RECORDED DATA

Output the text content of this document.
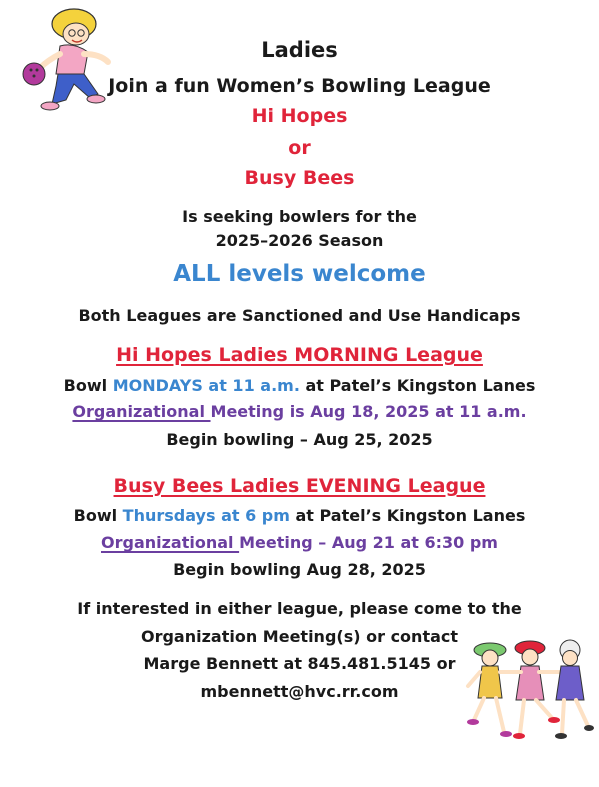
Ladies
Join a fun Women’s Bowling League
Hi Hopes
or
Busy Bees
Is seeking bowlers for the
2025–2026 Season
ALL levels welcome
Both Leagues are Sanctioned and Use Handicaps
Hi Hopes Ladies MORNING League
Bowl MONDAYS at 11 a.m. at Patel’s Kingston Lanes
Organizational Meeting is Aug 18, 2025 at 11 a.m.
Begin bowling – Aug 25, 2025
Busy Bees Ladies EVENING League
Bowl Thursdays at 6 pm at Patel’s Kingston Lanes
Organizational Meeting – Aug 21 at 6:30 pm
Begin bowling Aug 28, 2025
If interested in either league, please come to the
Organization Meeting(s) or contact
Marge Bennett at 845.481.5145 or
mbennett@hvc.rr.com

EXERCISE INSTRUCTIONS
Look through the material above. Copy each line where the word "Kingston" appears.

ANSWER FOR THE TASK
Bowl MONDAYS at 11 a.m. at Patel’s Kingston Lanes
Bowl Thursdays at 6 pm at Patel’s Kingston Lanes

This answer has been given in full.